Dataset records:
▼

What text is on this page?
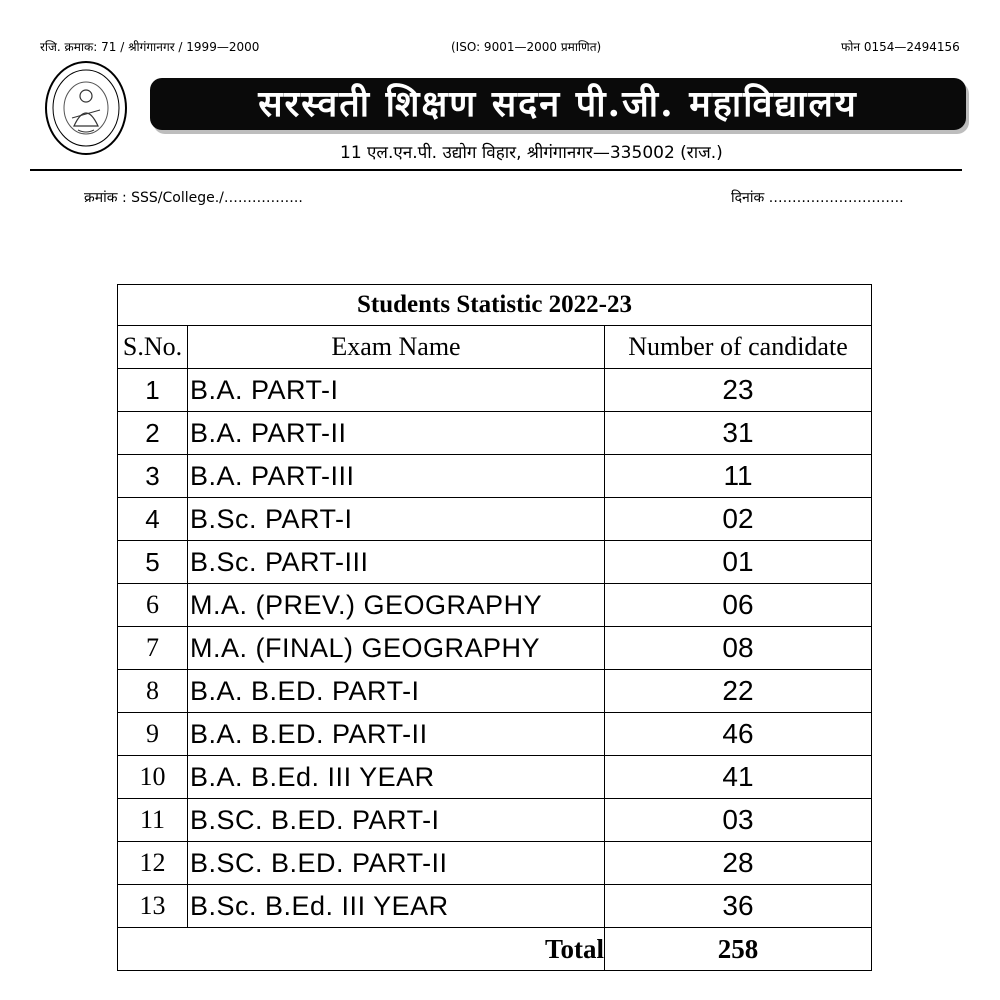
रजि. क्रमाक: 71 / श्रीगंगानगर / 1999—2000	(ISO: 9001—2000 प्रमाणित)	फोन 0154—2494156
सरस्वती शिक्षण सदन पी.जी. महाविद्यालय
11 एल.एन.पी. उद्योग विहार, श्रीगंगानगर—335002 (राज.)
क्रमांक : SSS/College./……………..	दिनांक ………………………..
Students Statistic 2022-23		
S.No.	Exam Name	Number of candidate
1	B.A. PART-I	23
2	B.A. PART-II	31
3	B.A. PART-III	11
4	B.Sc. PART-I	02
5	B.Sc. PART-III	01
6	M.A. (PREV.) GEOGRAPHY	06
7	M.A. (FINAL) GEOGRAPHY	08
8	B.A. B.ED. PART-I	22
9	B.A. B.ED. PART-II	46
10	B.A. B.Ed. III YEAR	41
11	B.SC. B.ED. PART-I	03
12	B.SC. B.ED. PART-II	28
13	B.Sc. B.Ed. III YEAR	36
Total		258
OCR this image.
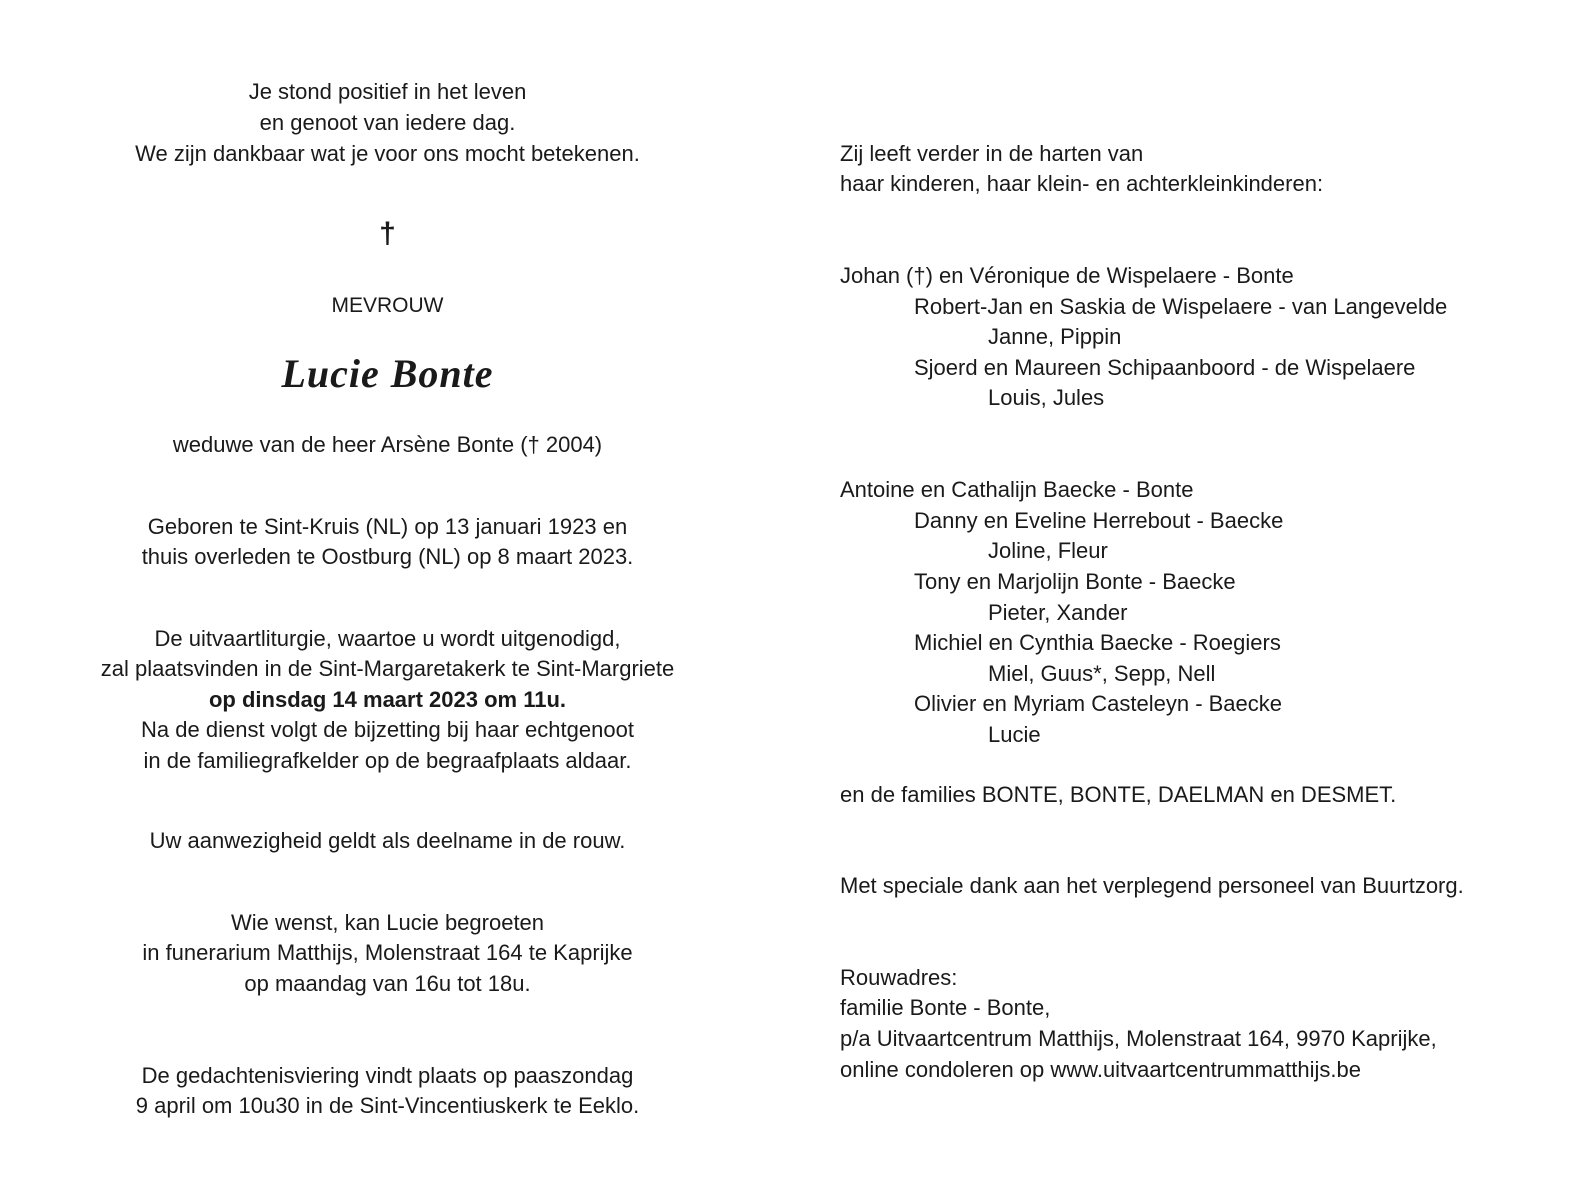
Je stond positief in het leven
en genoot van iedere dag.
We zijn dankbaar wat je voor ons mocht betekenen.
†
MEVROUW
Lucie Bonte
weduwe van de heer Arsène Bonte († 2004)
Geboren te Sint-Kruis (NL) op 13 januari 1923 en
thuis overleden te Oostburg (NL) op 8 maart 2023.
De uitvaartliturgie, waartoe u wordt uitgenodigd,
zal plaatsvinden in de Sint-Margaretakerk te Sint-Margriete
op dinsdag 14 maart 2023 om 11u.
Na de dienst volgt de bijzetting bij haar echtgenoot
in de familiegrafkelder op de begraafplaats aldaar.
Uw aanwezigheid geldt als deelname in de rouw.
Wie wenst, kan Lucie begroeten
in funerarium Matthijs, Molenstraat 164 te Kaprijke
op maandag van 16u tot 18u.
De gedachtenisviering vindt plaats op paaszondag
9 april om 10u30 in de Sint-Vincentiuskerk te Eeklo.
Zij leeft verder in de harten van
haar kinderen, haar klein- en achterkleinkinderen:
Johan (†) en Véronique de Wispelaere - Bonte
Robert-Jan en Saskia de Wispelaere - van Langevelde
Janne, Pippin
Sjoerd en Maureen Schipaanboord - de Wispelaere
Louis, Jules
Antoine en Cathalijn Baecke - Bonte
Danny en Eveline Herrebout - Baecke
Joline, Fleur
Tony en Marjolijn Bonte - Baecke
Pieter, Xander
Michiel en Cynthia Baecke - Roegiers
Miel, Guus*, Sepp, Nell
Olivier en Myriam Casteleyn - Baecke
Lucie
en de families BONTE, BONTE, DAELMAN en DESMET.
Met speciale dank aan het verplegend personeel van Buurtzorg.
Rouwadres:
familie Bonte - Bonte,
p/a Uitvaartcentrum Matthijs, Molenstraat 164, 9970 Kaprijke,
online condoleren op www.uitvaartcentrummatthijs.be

▲
▼

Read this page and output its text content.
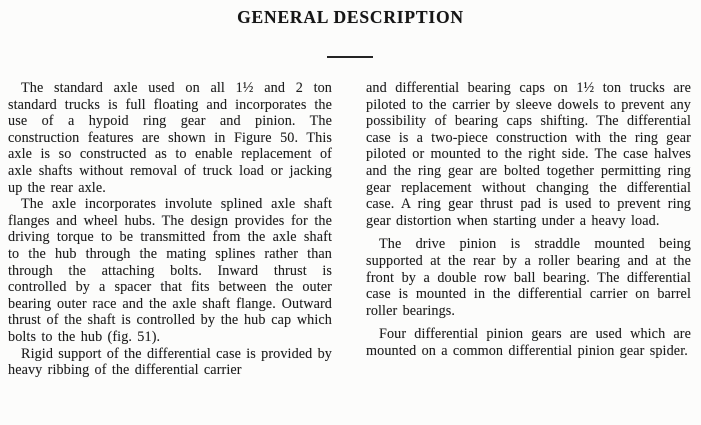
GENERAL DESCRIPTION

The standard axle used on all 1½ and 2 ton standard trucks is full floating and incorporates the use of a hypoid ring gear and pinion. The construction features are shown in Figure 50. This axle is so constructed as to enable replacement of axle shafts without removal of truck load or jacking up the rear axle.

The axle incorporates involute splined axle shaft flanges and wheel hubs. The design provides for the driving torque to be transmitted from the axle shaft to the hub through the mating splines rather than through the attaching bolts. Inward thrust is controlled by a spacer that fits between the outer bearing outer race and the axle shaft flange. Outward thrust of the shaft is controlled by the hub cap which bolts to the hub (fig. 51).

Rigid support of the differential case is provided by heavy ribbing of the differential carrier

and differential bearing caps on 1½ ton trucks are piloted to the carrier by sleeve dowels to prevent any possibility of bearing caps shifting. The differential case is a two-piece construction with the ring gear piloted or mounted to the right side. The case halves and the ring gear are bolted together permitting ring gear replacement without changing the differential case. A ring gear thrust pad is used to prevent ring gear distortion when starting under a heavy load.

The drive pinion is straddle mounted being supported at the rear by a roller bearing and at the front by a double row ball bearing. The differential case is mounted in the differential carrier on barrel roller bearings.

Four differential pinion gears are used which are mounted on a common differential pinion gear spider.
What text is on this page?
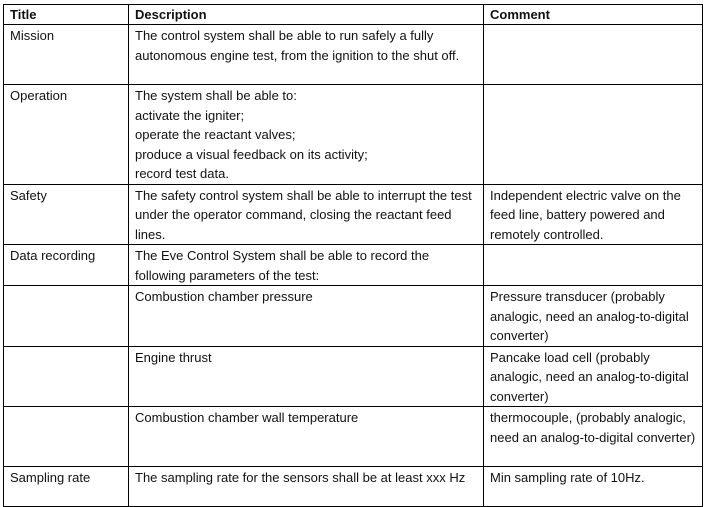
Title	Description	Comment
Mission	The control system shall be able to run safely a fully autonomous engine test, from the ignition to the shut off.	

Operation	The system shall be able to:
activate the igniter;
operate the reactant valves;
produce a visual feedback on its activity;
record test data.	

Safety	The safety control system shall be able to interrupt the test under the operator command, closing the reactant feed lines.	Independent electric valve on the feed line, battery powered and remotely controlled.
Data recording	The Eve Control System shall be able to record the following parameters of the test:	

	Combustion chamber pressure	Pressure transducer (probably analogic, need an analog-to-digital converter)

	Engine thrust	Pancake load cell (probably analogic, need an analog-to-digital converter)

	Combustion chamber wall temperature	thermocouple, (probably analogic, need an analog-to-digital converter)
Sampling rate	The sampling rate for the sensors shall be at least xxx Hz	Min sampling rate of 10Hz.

▲
▼

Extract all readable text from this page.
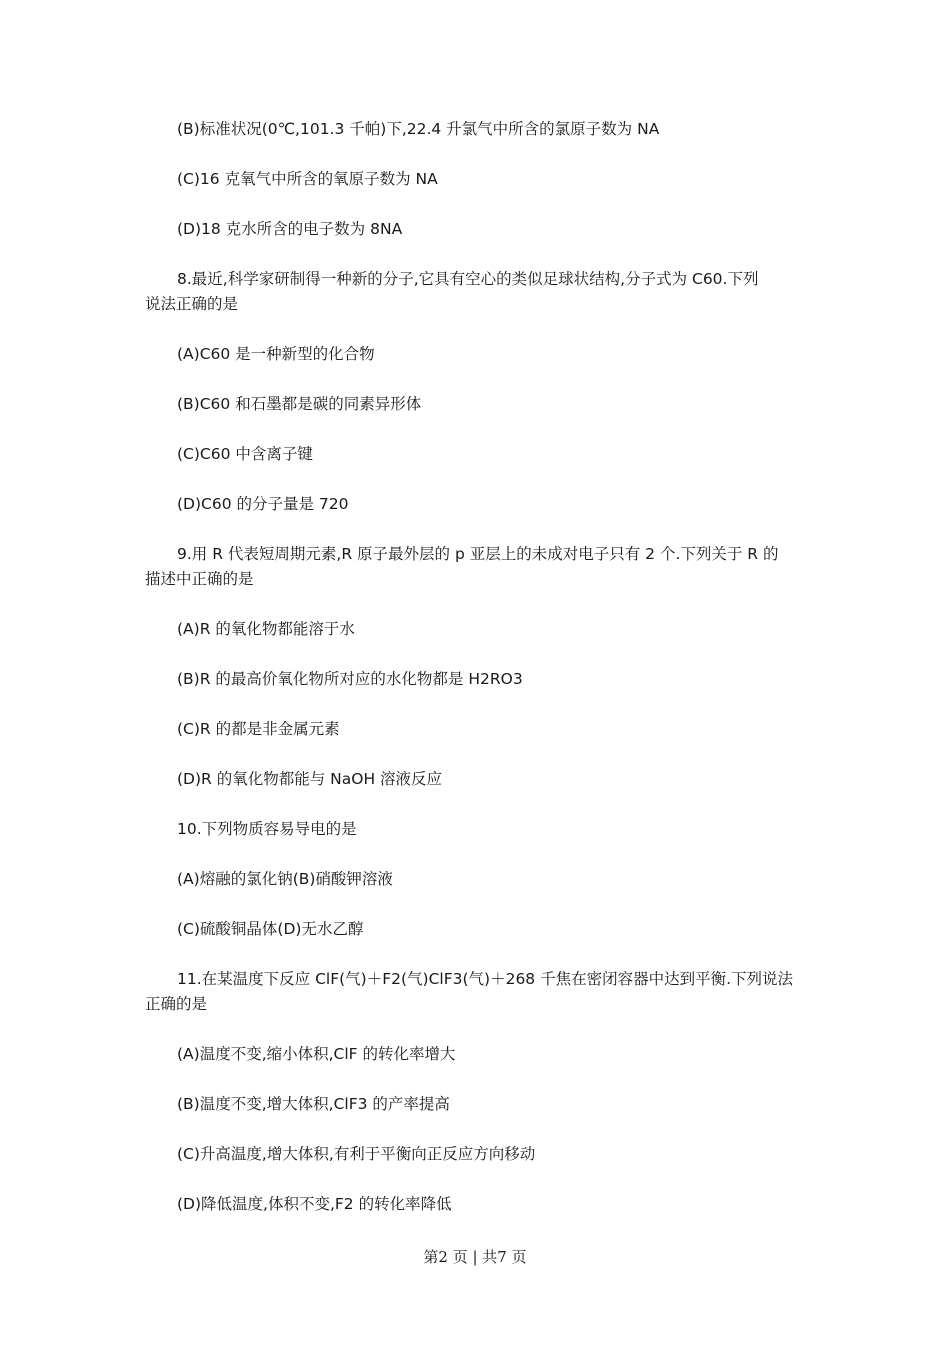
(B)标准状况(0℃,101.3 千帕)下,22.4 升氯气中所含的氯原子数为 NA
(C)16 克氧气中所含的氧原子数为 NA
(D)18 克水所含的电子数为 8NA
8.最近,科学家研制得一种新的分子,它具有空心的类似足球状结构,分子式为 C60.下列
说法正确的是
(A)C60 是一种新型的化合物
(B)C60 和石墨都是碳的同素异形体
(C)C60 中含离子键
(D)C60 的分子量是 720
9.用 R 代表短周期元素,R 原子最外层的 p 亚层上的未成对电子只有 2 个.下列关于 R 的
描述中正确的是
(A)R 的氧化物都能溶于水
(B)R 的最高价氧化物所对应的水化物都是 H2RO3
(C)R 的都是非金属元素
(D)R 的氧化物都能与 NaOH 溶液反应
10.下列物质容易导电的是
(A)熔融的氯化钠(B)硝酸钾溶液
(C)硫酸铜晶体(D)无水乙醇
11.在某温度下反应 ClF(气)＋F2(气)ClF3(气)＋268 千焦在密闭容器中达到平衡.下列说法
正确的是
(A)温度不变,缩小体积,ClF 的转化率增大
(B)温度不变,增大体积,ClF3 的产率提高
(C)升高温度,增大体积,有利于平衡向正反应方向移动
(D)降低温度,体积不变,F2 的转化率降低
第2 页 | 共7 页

▲

Required work: Select and copy every line of the listing with the word "Sint".

Exercise result:
Geboren te Sint-Kruis (NL) op 13 januari 1923 en
zal plaatsvinden in de Sint-Margaretakerk te Sint-Margriete
9 april om 10u30 in de Sint-Vincentiuskerk te Eeklo.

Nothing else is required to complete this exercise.